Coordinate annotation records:
########################################

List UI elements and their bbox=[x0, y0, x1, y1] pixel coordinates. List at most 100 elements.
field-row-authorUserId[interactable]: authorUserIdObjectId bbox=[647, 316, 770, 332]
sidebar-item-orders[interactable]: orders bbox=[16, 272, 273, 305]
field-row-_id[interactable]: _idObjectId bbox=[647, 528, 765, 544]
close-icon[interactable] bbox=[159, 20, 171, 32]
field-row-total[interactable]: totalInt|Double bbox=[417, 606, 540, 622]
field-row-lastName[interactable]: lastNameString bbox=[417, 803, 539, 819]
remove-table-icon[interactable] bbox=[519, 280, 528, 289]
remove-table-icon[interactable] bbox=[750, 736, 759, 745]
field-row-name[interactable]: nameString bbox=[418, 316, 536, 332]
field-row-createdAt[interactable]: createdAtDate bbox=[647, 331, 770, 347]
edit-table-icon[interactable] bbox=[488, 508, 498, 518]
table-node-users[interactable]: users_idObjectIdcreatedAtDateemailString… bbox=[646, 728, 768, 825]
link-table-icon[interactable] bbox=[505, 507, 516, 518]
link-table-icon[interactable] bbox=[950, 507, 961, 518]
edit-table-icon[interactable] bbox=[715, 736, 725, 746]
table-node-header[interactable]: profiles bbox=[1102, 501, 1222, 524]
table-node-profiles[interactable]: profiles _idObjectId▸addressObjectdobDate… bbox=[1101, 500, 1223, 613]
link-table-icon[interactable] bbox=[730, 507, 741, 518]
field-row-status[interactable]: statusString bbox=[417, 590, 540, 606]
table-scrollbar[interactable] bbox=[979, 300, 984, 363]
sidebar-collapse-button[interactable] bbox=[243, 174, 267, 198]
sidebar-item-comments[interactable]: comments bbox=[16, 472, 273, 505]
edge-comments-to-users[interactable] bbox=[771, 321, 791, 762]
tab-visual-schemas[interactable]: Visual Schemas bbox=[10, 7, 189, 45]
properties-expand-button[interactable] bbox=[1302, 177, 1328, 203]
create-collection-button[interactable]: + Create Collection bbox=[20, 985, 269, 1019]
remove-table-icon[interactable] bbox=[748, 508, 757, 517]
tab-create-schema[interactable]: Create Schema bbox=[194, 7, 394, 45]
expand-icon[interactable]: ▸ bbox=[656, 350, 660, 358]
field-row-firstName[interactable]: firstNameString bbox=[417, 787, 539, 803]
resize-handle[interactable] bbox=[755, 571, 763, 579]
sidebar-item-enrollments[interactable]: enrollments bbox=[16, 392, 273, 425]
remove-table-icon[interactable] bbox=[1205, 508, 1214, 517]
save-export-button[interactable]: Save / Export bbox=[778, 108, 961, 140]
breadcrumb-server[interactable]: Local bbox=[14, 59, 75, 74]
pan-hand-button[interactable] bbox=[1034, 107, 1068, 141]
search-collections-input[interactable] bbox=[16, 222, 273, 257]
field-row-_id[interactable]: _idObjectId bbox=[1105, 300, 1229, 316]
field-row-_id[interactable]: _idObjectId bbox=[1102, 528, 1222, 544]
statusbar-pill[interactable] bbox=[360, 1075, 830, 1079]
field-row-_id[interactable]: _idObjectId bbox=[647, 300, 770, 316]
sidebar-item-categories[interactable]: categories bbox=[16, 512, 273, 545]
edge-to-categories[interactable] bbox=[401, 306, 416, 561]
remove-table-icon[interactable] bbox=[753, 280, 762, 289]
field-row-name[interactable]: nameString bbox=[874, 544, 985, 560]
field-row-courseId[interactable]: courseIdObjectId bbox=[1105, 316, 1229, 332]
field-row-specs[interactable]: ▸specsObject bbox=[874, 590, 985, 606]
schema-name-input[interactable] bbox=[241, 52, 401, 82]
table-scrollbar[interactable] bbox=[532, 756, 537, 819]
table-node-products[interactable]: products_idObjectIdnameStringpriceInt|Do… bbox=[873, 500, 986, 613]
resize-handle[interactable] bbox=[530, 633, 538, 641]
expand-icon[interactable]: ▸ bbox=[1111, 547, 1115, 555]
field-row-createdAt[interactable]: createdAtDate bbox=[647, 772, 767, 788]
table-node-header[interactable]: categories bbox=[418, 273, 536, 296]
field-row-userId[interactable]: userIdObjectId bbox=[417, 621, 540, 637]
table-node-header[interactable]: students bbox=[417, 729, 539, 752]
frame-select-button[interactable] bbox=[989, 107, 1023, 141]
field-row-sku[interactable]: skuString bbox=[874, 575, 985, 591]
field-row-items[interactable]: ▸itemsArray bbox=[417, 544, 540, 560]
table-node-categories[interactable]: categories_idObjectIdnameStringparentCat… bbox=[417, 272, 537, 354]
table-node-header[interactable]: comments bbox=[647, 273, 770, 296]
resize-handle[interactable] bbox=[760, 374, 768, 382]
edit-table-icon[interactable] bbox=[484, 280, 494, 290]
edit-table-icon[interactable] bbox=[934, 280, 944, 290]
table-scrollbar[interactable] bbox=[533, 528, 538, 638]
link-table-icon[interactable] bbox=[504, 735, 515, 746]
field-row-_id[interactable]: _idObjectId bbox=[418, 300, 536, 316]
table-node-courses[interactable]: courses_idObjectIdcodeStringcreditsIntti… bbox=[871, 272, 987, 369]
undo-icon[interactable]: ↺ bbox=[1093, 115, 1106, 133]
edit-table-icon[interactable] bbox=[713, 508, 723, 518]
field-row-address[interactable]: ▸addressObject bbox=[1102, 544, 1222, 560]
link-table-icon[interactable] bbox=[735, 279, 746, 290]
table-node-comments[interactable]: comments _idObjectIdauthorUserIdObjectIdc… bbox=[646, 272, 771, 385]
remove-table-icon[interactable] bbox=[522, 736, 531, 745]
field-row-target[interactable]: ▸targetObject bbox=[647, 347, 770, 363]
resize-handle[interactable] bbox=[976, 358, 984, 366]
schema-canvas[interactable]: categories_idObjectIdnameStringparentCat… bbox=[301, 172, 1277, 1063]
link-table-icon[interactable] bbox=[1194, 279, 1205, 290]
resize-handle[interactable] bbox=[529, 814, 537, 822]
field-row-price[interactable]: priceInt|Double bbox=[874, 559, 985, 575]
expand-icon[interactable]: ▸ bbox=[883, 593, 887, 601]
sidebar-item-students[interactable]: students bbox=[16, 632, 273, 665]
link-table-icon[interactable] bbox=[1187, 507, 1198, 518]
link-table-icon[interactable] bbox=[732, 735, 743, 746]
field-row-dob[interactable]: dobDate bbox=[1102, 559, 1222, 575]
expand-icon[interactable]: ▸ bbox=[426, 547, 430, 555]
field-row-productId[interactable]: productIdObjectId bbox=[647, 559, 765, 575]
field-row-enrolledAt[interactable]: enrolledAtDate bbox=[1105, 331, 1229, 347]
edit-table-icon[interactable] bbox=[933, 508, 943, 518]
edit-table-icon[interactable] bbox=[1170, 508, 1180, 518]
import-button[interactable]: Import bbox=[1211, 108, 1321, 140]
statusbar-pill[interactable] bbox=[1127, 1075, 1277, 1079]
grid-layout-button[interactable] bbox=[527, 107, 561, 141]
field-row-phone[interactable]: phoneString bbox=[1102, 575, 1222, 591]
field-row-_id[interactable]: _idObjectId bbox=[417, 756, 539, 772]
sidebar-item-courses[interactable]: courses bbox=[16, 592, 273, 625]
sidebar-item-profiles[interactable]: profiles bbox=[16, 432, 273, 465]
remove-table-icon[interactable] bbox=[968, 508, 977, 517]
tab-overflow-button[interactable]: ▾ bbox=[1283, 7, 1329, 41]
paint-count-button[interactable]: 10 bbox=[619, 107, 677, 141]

########################################

WRITTEN EXERCISE » Print every line of the material again with no changes.

CORRECT RESPONSE »
List UI elements and their bbox=[x0, y0, x1, y1] pixel coordinates. List at most 100 elements.
field-row-authorUserId[interactable]: authorUserIdObjectId bbox=[647, 316, 770, 332]
sidebar-item-orders[interactable]: orders bbox=[16, 272, 273, 305]
field-row-_id[interactable]: _idObjectId bbox=[647, 528, 765, 544]
close-icon[interactable] bbox=[159, 20, 171, 32]
field-row-total[interactable]: totalInt|Double bbox=[417, 606, 540, 622]
field-row-lastName[interactable]: lastNameString bbox=[417, 803, 539, 819]
remove-table-icon[interactable] bbox=[519, 280, 528, 289]
remove-table-icon[interactable] bbox=[750, 736, 759, 745]
field-row-name[interactable]: nameString bbox=[418, 316, 536, 332]
field-row-createdAt[interactable]: createdAtDate bbox=[647, 331, 770, 347]
edit-table-icon[interactable] bbox=[488, 508, 498, 518]
table-node-users[interactable]: users_idObjectIdcreatedAtDateemailString… bbox=[646, 728, 768, 825]
link-table-icon[interactable] bbox=[505, 507, 516, 518]
link-table-icon[interactable] bbox=[950, 507, 961, 518]
edit-table-icon[interactable] bbox=[715, 736, 725, 746]
table-node-header[interactable]: profiles bbox=[1102, 501, 1222, 524]
table-node-profiles[interactable]: profiles _idObjectId▸addressObjectdobDate… bbox=[1101, 500, 1223, 613]
link-table-icon[interactable] bbox=[730, 507, 741, 518]
field-row-status[interactable]: statusString bbox=[417, 590, 540, 606]
table-scrollbar[interactable] bbox=[979, 300, 984, 363]
sidebar-collapse-button[interactable] bbox=[243, 174, 267, 198]
sidebar-item-comments[interactable]: comments bbox=[16, 472, 273, 505]
edge-comments-to-users[interactable] bbox=[771, 321, 791, 762]
tab-visual-schemas[interactable]: Visual Schemas bbox=[10, 7, 189, 45]
properties-expand-button[interactable] bbox=[1302, 177, 1328, 203]
create-collection-button[interactable]: + Create Collection bbox=[20, 985, 269, 1019]
remove-table-icon[interactable] bbox=[748, 508, 757, 517]
tab-create-schema[interactable]: Create Schema bbox=[194, 7, 394, 45]
expand-icon[interactable]: ▸ bbox=[656, 350, 660, 358]
field-row-firstName[interactable]: firstNameString bbox=[417, 787, 539, 803]
resize-handle[interactable] bbox=[755, 571, 763, 579]
sidebar-item-enrollments[interactable]: enrollments bbox=[16, 392, 273, 425]
remove-table-icon[interactable] bbox=[1205, 508, 1214, 517]
save-export-button[interactable]: Save / Export bbox=[778, 108, 961, 140]
breadcrumb-server[interactable]: Local bbox=[14, 59, 75, 74]
pan-hand-button[interactable] bbox=[1034, 107, 1068, 141]
search-collections-input[interactable] bbox=[16, 222, 273, 257]
field-row-_id[interactable]: _idObjectId bbox=[1105, 300, 1229, 316]
field-row-_id[interactable]: _idObjectId bbox=[1102, 528, 1222, 544]
statusbar-pill[interactable] bbox=[360, 1075, 830, 1079]
field-row-_id[interactable]: _idObjectId bbox=[647, 300, 770, 316]
sidebar-item-categories[interactable]: categories bbox=[16, 512, 273, 545]
edge-to-categories[interactable] bbox=[401, 306, 416, 561]
remove-table-icon[interactable] bbox=[753, 280, 762, 289]
field-row-name[interactable]: nameString bbox=[874, 544, 985, 560]
field-row-courseId[interactable]: courseIdObjectId bbox=[1105, 316, 1229, 332]
field-row-specs[interactable]: ▸specsObject bbox=[874, 590, 985, 606]
schema-name-input[interactable] bbox=[241, 52, 401, 82]
table-scrollbar[interactable] bbox=[532, 756, 537, 819]
table-node-products[interactable]: products_idObjectIdnameStringpriceInt|Do… bbox=[873, 500, 986, 613]
resize-handle[interactable] bbox=[530, 633, 538, 641]
expand-icon[interactable]: ▸ bbox=[1111, 547, 1115, 555]
field-row-createdAt[interactable]: createdAtDate bbox=[647, 772, 767, 788]
table-node-header[interactable]: categories bbox=[418, 273, 536, 296]
field-row-userId[interactable]: userIdObjectId bbox=[417, 621, 540, 637]
table-node-header[interactable]: students bbox=[417, 729, 539, 752]
frame-select-button[interactable] bbox=[989, 107, 1023, 141]
field-row-sku[interactable]: skuString bbox=[874, 575, 985, 591]
field-row-items[interactable]: ▸itemsArray bbox=[417, 544, 540, 560]
table-node-categories[interactable]: categories_idObjectIdnameStringparentCat… bbox=[417, 272, 537, 354]
table-node-header[interactable]: comments bbox=[647, 273, 770, 296]
resize-handle[interactable] bbox=[760, 374, 768, 382]
edit-table-icon[interactable] bbox=[484, 280, 494, 290]
edit-table-icon[interactable] bbox=[934, 280, 944, 290]
table-scrollbar[interactable] bbox=[533, 528, 538, 638]
link-table-icon[interactable] bbox=[504, 735, 515, 746]
field-row-_id[interactable]: _idObjectId bbox=[418, 300, 536, 316]
table-node-courses[interactable]: courses_idObjectIdcodeStringcreditsIntti… bbox=[871, 272, 987, 369]
undo-icon[interactable]: ↺ bbox=[1093, 115, 1106, 133]
edit-table-icon[interactable] bbox=[713, 508, 723, 518]
field-row-address[interactable]: ▸addressObject bbox=[1102, 544, 1222, 560]
link-table-icon[interactable] bbox=[735, 279, 746, 290]
table-node-comments[interactable]: comments _idObjectIdauthorUserIdObjectIdc… bbox=[646, 272, 771, 385]
remove-table-icon[interactable] bbox=[522, 736, 531, 745]
field-row-target[interactable]: ▸targetObject bbox=[647, 347, 770, 363]
resize-handle[interactable] bbox=[976, 358, 984, 366]
schema-canvas[interactable]: categories_idObjectIdnameStringparentCat… bbox=[301, 172, 1277, 1063]
link-table-icon[interactable] bbox=[1194, 279, 1205, 290]
resize-handle[interactable] bbox=[529, 814, 537, 822]
field-row-price[interactable]: priceInt|Double bbox=[874, 559, 985, 575]
expand-icon[interactable]: ▸ bbox=[883, 593, 887, 601]
sidebar-item-students[interactable]: students bbox=[16, 632, 273, 665]
link-table-icon[interactable] bbox=[1187, 507, 1198, 518]
link-table-icon[interactable] bbox=[732, 735, 743, 746]
field-row-dob[interactable]: dobDate bbox=[1102, 559, 1222, 575]
expand-icon[interactable]: ▸ bbox=[426, 547, 430, 555]
field-row-productId[interactable]: productIdObjectId bbox=[647, 559, 765, 575]
field-row-enrolledAt[interactable]: enrolledAtDate bbox=[1105, 331, 1229, 347]
edit-table-icon[interactable] bbox=[933, 508, 943, 518]
edit-table-icon[interactable] bbox=[1170, 508, 1180, 518]
import-button[interactable]: Import bbox=[1211, 108, 1321, 140]
statusbar-pill[interactable] bbox=[1127, 1075, 1277, 1079]
grid-layout-button[interactable] bbox=[527, 107, 561, 141]
field-row-phone[interactable]: phoneString bbox=[1102, 575, 1222, 591]
field-row-_id[interactable]: _idObjectId bbox=[417, 756, 539, 772]
sidebar-item-courses[interactable]: courses bbox=[16, 592, 273, 625]
sidebar-item-profiles[interactable]: profiles bbox=[16, 432, 273, 465]
remove-table-icon[interactable] bbox=[968, 508, 977, 517]
tab-overflow-button[interactable]: ▾ bbox=[1283, 7, 1329, 41]
paint-count-button[interactable]: 10 bbox=[619, 107, 677, 141]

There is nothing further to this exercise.